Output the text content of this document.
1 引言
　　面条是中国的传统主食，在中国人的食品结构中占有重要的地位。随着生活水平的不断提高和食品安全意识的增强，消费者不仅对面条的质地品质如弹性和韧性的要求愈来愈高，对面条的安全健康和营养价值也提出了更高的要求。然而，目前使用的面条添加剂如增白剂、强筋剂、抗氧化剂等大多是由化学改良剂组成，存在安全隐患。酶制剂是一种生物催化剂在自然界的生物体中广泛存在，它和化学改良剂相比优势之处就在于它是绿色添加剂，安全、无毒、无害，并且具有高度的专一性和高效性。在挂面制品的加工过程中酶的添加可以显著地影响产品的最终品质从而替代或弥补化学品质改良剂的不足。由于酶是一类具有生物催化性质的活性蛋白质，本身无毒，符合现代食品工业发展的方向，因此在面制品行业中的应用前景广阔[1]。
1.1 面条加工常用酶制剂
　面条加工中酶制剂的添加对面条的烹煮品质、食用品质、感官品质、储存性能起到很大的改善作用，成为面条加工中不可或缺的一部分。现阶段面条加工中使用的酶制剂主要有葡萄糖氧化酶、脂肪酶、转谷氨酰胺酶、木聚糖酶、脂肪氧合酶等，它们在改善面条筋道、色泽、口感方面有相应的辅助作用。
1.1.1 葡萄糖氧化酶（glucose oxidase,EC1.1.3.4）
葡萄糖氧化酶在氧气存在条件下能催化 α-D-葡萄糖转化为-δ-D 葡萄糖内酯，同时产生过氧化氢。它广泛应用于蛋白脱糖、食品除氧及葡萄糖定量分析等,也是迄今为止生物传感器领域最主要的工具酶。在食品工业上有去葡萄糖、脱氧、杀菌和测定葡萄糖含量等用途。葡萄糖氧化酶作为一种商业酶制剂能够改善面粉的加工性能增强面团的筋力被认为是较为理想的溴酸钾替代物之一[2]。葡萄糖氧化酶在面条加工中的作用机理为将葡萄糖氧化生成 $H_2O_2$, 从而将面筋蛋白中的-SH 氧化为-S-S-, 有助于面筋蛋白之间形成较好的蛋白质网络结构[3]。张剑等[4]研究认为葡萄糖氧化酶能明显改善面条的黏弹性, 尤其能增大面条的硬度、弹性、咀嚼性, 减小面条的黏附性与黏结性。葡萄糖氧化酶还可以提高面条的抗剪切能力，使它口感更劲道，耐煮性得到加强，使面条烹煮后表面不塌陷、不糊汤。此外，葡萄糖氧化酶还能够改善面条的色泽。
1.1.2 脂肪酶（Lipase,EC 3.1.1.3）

> [Objective]: Write out the records shown above, exactly as they appear.

> [Task response]:
Output the text content of this document.
1 引言
　　面条是中国的传统主食，在中国人的食品结构中占有重要的地位。随着生活水平的不断提高和食品安全意识的增强，消费者不仅对面条的质地品质如弹性和韧性的要求愈来愈高，对面条的安全健康和营养价值也提出了更高的要求。然而，目前使用的面条添加剂如增白剂、强筋剂、抗氧化剂等大多是由化学改良剂组成，存在安全隐患。酶制剂是一种生物催化剂在自然界的生物体中广泛存在，它和化学改良剂相比优势之处就在于它是绿色添加剂，安全、无毒、无害，并且具有高度的专一性和高效性。在挂面制品的加工过程中酶的添加可以显著地影响产品的最终品质从而替代或弥补化学品质改良剂的不足。由于酶是一类具有生物催化性质的活性蛋白质，本身无毒，符合现代食品工业发展的方向，因此在面制品行业中的应用前景广阔[1]。
1.1 面条加工常用酶制剂
　面条加工中酶制剂的添加对面条的烹煮品质、食用品质、感官品质、储存性能起到很大的改善作用，成为面条加工中不可或缺的一部分。现阶段面条加工中使用的酶制剂主要有葡萄糖氧化酶、脂肪酶、转谷氨酰胺酶、木聚糖酶、脂肪氧合酶等，它们在改善面条筋道、色泽、口感方面有相应的辅助作用。
1.1.1 葡萄糖氧化酶（glucose oxidase,EC1.1.3.4）
葡萄糖氧化酶在氧气存在条件下能催化 α-D-葡萄糖转化为-δ-D 葡萄糖内酯，同时产生过氧化氢。它广泛应用于蛋白脱糖、食品除氧及葡萄糖定量分析等,也是迄今为止生物传感器领域最主要的工具酶。在食品工业上有去葡萄糖、脱氧、杀菌和测定葡萄糖含量等用途。葡萄糖氧化酶作为一种商业酶制剂能够改善面粉的加工性能增强面团的筋力被认为是较为理想的溴酸钾替代物之一[2]。葡萄糖氧化酶在面条加工中的作用机理为将葡萄糖氧化生成 $H_2O_2$, 从而将面筋蛋白中的-SH 氧化为-S-S-, 有助于面筋蛋白之间形成较好的蛋白质网络结构[3]。张剑等[4]研究认为葡萄糖氧化酶能明显改善面条的黏弹性, 尤其能增大面条的硬度、弹性、咀嚼性, 减小面条的黏附性与黏结性。葡萄糖氧化酶还可以提高面条的抗剪切能力，使它口感更劲道，耐煮性得到加强，使面条烹煮后表面不塌陷、不糊汤。此外，葡萄糖氧化酶还能够改善面条的色泽。
1.1.2 脂肪酶（Lipase,EC 3.1.1.3）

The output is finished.